What you will do:
In the material below, the lines containing the word "eller" are required; copy each of them.

Records for this exercise:

####################

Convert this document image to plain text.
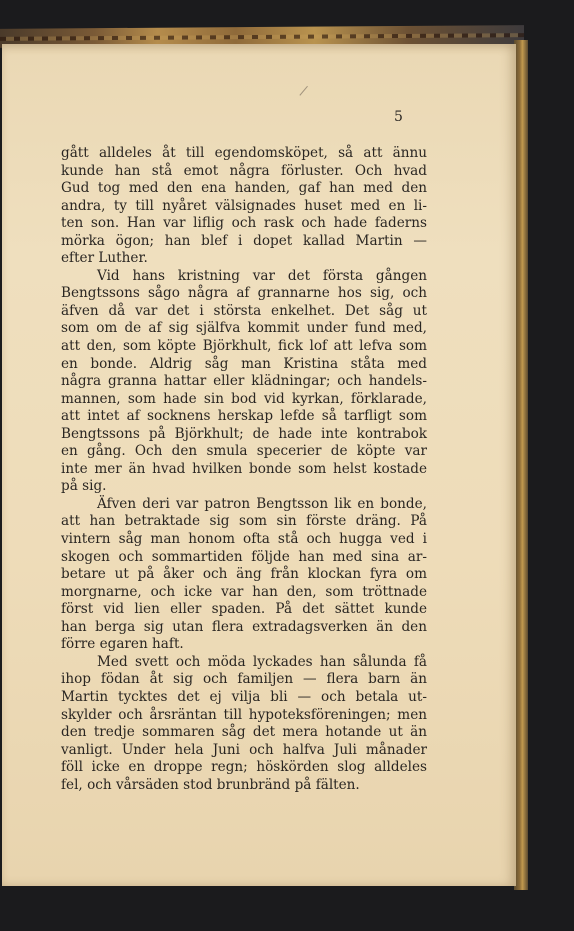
5
gått alldeles åt till egendomsköpet, så att ännu
kunde han stå emot några förluster. Och hvad
Gud tog med den ena handen, gaf han med den
andra, ty till nyåret välsignades huset med en li-
ten son. Han var liflig och rask och hade faderns
mörka ögon; han blef i dopet kallad Martin —
efter Luther.
Vid hans kristning var det första gången
Bengtssons sågo några af grannarne hos sig, och
äfven då var det i största enkelhet. Det såg ut
som om de af sig själfva kommit under fund med,
att den, som köpte Björkhult, fick lof att lefva som
en bonde. Aldrig såg man Kristina ståta med
några granna hattar eller klädningar; och handels-
mannen, som hade sin bod vid kyrkan, förklarade,
att intet af socknens herskap lefde så tarfligt som
Bengtssons på Björkhult; de hade inte kontrabok
en gång. Och den smula specerier de köpte var
inte mer än hvad hvilken bonde som helst kostade
på sig.
Äfven deri var patron Bengtsson lik en bonde,
att han betraktade sig som sin förste dräng. På
vintern såg man honom ofta stå och hugga ved i
skogen och sommartiden följde han med sina ar-
betare ut på åker och äng från klockan fyra om
morgnarne, och icke var han den, som tröttnade
först vid lien eller spaden. På det sättet kunde
han berga sig utan flera extradagsverken än den
förre egaren haft.
Med svett och möda lyckades han sålunda få
ihop födan åt sig och familjen — flera barn än
Martin tycktes det ej vilja bli — och betala ut-
skylder och årsräntan till hypoteksföreningen; men
den tredje sommaren såg det mera hotande ut än
vanligt. Under hela Juni och halfva Juli månader
föll icke en droppe regn; höskörden slog alldeles
fel, och vårsäden stod brunbränd på fälten.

####################

Exercise answer:
några granna hattar eller klädningar; och handels-
först vid lien eller spaden. På det sättet kunde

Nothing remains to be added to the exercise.